(PROVIDED PASSAGE Opens)

Fig. 5

Microglial deramification is observed in Nrf2-KO mice after 90 dB SPL noise exposure, but not in WT mice. (a) Representative images of IBA1-stained microglia in the auditory cortex of Nrf2-KO and WT mice under control conditions and following noise exposure. In the control group, microglia displayed a ramified morphology, indicative of a resting state. After 5 and 14 days of noise exposure, some microglia in the Nrf2-KO group exhibited activated morphology (white arrows), whereas no morphological changes were observed in the WT group. (b-d) Microglial morphological alterations were quantified as indicators of activation. Five days post-exposure, the number of microglial branches significantly decreased in the Nrf2-KO group (b). At both 5 and 14 days after noise exposure, the total branch length of microglia in the Nrf2-KO group was significantly reduced (c), and the ratio of the cell body to total cell size increased (d), suggesting enhanced microglial activation. No significant differences were observed in the microglial activation index in the WT group (n = 4 or 5). Scale bars = 50 μm and 10 μm. Data are expressed as mean ± SEM. *, **, and *** denote P < 0.05, P < 0.01, and P < 0.001, respectively, for comparisons between Nrf2-KO and WT groups. ### indicates P < 0.001 compared to control groups, with color coding representing the group being compared. Nrf2-KO nuclear factor erythroid 2-related factor 2 knockout, WT wild-type, IBA1 ionized calcium-binding adapter molecule 1, SEM standard error of the mean.

(PROVIDED PASSAGE Closes)

EXERCISE:
In the figure caption, what do the white arrows in panel (a) indicate? The items that follow are not needed for this work.

(MATERIAL SUPPLIED Opens)

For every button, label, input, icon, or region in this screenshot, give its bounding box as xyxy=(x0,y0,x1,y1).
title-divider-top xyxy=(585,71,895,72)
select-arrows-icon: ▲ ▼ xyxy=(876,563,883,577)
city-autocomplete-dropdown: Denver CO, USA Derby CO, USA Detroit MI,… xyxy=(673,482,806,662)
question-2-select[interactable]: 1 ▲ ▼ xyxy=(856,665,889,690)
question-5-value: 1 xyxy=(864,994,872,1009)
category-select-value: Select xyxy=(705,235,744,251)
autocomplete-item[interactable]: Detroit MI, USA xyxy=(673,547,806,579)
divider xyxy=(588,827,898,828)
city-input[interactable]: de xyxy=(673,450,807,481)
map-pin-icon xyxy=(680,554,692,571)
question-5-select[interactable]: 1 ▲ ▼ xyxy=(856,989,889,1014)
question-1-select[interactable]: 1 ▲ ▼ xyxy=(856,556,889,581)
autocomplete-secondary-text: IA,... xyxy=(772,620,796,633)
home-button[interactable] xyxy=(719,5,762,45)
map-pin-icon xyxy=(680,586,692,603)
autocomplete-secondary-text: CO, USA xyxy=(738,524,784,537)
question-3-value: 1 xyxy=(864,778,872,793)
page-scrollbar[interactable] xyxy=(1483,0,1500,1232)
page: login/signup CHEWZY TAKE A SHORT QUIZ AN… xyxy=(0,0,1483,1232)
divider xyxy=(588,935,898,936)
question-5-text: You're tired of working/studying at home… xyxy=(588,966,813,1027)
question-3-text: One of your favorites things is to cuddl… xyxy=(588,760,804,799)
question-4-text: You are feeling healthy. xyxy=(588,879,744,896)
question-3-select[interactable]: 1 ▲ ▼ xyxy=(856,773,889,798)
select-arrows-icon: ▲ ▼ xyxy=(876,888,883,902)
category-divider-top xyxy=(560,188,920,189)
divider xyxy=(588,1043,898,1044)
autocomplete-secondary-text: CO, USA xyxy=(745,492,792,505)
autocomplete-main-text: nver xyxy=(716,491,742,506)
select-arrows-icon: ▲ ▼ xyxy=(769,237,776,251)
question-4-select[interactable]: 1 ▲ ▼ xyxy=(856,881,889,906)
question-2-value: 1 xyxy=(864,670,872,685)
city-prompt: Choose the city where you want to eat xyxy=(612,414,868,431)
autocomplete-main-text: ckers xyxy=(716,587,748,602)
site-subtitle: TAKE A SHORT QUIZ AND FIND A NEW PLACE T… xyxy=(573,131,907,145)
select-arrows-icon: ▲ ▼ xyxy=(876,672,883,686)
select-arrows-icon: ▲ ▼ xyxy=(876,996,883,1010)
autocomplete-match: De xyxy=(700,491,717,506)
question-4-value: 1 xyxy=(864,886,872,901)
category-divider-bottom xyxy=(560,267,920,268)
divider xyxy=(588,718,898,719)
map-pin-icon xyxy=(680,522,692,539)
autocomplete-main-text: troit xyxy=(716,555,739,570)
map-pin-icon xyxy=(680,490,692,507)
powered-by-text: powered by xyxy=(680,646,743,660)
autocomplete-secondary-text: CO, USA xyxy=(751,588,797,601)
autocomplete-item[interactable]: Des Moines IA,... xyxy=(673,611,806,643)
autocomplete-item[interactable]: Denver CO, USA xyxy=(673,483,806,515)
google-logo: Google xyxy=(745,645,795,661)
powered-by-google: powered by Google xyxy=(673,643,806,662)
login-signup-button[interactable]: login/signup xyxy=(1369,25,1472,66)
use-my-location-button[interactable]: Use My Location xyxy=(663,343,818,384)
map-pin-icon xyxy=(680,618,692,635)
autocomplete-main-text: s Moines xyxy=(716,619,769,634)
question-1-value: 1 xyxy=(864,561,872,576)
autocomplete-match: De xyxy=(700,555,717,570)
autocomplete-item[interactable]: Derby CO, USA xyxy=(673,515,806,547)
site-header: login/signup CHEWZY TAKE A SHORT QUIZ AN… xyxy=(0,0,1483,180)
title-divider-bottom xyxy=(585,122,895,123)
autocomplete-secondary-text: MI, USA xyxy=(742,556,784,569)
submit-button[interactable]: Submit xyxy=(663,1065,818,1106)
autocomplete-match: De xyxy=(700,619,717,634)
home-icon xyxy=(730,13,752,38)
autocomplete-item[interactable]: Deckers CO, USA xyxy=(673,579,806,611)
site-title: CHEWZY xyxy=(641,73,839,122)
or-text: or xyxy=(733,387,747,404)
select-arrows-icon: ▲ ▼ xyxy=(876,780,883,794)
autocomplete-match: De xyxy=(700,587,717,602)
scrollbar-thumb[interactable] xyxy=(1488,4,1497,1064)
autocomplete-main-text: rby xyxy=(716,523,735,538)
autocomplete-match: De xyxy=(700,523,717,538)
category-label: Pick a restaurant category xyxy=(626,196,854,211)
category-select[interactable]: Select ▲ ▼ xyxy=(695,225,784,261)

(MATERIAL SUPPLIED Closes)

TASK RESULT:
They indicate microglia with activated morphology in the Nrf2-KO group after 5 and 14 days of noise exposure.